▸ Short problem
Count lines with "sample" in them. Report only the total.

(Entries taken from a collection)
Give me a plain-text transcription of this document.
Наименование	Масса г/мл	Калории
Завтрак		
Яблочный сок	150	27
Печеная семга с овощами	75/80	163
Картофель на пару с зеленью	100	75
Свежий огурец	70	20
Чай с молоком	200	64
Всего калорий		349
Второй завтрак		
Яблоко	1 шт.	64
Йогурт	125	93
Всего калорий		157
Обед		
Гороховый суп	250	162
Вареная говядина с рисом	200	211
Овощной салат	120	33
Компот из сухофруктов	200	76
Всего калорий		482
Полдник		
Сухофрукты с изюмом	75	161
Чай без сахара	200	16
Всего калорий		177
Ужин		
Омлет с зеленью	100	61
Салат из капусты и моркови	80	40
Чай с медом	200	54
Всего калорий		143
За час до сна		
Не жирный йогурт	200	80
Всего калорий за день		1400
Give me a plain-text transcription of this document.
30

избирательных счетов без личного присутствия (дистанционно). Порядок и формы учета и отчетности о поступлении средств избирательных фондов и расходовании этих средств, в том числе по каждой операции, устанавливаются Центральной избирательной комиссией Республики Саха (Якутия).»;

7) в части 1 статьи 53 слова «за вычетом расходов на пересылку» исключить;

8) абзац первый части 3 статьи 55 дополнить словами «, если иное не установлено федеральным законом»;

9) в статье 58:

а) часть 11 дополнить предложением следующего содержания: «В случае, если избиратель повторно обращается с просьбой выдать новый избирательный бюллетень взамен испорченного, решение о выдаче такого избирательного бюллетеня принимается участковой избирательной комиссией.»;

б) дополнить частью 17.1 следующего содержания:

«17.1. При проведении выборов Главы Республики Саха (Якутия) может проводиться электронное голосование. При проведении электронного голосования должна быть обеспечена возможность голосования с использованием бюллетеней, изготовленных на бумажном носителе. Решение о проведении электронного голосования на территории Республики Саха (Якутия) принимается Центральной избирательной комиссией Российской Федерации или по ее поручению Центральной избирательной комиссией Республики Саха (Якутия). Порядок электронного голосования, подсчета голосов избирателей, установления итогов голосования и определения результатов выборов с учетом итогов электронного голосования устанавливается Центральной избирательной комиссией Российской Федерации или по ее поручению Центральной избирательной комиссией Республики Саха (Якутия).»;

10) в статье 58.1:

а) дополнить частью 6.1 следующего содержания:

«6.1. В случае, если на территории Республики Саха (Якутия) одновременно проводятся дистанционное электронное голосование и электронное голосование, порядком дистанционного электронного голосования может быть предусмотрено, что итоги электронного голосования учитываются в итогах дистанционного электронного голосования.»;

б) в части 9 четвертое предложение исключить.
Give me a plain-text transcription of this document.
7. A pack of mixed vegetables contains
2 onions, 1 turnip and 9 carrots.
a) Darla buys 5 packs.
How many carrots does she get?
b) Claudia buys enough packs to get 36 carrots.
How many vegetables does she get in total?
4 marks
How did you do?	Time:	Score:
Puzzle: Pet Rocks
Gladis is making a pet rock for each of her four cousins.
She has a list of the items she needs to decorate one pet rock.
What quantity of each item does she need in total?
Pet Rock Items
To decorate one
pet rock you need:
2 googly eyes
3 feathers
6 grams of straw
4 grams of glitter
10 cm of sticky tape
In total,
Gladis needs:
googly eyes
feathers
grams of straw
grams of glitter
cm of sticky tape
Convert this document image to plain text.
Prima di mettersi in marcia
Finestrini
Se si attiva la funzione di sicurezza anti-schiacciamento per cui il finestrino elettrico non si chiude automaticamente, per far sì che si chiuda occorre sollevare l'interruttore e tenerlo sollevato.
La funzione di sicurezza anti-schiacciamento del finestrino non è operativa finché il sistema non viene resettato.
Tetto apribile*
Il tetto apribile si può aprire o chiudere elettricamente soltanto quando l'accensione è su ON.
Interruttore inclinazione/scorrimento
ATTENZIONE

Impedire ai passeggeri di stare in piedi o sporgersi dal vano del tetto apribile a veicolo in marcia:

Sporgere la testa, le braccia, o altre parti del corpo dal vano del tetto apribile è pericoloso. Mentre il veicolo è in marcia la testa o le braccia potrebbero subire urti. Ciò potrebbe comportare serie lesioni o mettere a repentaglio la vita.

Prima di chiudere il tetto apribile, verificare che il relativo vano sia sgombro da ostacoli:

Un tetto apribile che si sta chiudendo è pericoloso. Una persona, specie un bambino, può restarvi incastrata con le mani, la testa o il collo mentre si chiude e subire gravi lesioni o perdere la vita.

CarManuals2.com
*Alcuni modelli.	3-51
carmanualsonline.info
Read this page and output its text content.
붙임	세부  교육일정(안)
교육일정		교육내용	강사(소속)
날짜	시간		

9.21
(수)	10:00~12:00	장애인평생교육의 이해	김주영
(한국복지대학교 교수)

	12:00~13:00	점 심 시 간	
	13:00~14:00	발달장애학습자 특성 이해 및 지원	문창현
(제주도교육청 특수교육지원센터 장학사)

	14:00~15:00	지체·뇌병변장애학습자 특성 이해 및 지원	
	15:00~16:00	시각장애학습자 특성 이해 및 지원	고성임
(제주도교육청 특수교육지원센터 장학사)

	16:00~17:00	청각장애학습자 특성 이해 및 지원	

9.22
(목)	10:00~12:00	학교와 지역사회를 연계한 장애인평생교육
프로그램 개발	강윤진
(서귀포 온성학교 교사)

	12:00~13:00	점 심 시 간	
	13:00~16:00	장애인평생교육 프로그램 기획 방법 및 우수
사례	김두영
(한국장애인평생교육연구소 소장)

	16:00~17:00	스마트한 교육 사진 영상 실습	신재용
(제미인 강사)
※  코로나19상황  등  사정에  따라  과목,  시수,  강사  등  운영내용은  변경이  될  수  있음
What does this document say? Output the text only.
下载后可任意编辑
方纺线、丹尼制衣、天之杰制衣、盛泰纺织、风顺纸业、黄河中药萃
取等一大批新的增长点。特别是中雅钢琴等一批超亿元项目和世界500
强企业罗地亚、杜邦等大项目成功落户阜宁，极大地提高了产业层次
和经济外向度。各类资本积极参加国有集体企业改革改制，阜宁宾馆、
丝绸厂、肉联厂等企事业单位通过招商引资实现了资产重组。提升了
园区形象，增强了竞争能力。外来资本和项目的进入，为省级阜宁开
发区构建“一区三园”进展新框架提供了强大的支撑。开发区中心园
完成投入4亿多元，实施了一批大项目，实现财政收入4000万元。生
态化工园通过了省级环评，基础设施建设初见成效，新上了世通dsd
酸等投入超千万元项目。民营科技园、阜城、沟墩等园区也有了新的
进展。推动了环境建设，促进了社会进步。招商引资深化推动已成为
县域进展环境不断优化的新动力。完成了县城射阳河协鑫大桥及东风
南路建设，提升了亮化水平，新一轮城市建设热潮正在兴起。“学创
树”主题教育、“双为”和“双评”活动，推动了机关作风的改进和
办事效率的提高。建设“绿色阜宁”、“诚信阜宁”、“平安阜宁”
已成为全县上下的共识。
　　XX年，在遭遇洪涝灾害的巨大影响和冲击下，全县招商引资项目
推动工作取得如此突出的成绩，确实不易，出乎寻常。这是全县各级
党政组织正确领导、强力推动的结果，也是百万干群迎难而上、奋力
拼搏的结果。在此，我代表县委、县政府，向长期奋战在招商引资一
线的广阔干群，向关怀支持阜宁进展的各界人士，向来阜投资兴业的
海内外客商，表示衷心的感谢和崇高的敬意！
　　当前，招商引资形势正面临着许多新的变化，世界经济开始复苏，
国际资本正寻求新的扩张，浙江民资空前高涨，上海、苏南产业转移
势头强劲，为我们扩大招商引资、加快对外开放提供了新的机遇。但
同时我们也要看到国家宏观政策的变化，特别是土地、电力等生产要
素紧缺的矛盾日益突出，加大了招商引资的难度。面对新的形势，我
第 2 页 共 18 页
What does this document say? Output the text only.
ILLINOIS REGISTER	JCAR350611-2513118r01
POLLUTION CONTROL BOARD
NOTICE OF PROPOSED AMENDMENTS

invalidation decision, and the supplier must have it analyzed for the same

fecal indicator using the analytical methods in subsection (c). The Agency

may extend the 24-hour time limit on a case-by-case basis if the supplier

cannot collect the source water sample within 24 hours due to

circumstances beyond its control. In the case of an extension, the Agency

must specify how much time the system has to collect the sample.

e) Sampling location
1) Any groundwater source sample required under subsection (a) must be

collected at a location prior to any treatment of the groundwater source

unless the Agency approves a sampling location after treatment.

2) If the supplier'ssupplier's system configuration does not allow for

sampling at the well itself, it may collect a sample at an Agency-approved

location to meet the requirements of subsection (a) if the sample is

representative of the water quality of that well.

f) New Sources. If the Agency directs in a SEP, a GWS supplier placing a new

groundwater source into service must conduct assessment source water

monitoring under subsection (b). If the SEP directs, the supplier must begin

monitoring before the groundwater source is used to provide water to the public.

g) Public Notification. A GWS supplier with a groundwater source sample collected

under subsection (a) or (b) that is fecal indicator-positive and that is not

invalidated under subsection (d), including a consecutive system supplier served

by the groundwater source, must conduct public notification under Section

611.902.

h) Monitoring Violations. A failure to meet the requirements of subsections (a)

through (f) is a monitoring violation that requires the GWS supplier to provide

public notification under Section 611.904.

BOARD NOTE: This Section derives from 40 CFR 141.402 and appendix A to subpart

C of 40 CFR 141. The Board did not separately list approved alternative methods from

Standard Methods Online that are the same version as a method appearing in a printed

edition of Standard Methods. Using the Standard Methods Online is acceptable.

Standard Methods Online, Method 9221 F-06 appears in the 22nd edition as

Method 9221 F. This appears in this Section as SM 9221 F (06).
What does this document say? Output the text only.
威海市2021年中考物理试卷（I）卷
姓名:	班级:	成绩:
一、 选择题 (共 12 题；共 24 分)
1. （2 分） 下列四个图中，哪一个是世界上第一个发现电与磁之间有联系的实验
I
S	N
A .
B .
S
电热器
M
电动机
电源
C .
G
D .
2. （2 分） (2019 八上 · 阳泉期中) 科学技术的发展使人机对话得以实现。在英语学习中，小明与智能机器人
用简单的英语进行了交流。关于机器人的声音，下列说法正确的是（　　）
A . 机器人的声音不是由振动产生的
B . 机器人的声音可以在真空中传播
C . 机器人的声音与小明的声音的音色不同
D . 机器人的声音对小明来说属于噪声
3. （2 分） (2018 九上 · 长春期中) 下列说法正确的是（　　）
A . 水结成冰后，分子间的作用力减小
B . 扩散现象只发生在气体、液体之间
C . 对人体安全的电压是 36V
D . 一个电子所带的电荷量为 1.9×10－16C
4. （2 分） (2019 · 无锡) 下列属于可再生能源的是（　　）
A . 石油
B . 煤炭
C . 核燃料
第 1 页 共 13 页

▸ Correct response
6